● AVAILABLE RECORDS:

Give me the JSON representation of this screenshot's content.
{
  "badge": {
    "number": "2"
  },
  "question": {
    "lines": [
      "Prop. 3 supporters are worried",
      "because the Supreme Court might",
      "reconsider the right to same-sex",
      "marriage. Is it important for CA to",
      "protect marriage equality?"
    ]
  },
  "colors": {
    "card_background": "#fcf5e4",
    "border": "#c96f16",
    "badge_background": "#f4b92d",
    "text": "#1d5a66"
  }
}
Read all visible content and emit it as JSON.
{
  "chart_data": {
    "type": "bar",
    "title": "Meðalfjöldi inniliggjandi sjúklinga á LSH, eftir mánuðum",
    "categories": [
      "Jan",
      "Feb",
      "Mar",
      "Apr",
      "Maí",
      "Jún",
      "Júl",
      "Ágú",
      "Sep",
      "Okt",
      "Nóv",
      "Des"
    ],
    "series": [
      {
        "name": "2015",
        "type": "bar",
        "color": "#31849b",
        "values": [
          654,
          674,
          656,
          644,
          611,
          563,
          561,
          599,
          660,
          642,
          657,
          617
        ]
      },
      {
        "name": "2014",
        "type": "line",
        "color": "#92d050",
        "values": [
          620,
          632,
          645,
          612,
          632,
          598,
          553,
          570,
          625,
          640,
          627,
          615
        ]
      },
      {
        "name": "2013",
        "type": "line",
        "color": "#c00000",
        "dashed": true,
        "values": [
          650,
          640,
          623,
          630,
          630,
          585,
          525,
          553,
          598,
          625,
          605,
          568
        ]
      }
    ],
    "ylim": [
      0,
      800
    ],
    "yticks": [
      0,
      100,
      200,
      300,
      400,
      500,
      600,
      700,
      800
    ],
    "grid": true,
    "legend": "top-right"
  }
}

● SHORT PROBLEM:
Select all lines in the listing above where the word "right" appears, and show them.

● SOLVED PROBLEM:
      "reconsider the right to same-sex",
    "legend": "top-right"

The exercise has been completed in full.